GIVEN INSTRUCTION
Every entry that follows needs to be repeated exactly.

(Part of a data file)
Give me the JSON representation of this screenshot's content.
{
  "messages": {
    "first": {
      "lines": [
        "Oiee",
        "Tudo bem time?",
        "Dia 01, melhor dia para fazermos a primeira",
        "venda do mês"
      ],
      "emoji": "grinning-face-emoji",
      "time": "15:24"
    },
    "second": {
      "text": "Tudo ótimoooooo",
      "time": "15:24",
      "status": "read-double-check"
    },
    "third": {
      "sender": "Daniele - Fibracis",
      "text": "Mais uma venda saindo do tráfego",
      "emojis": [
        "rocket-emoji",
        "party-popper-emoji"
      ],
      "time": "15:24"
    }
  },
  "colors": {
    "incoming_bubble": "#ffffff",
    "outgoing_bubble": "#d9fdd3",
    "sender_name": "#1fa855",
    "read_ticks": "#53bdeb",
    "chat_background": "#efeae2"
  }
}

SOLUTION TO THIS EXERCISE
Give me the JSON representation of this screenshot's content.
{
  "messages": {
    "first": {
      "lines": [
        "Oiee",
        "Tudo bem time?",
        "Dia 01, melhor dia para fazermos a primeira",
        "venda do mês"
      ],
      "emoji": "grinning-face-emoji",
      "time": "15:24"
    },
    "second": {
      "text": "Tudo ótimoooooo",
      "time": "15:24",
      "status": "read-double-check"
    },
    "third": {
      "sender": "Daniele - Fibracis",
      "text": "Mais uma venda saindo do tráfego",
      "emojis": [
        "rocket-emoji",
        "party-popper-emoji"
      ],
      "time": "15:24"
    }
  },
  "colors": {
    "incoming_bubble": "#ffffff",
    "outgoing_bubble": "#d9fdd3",
    "sender_name": "#1fa855",
    "read_ticks": "#53bdeb",
    "chat_background": "#efeae2"
  }
}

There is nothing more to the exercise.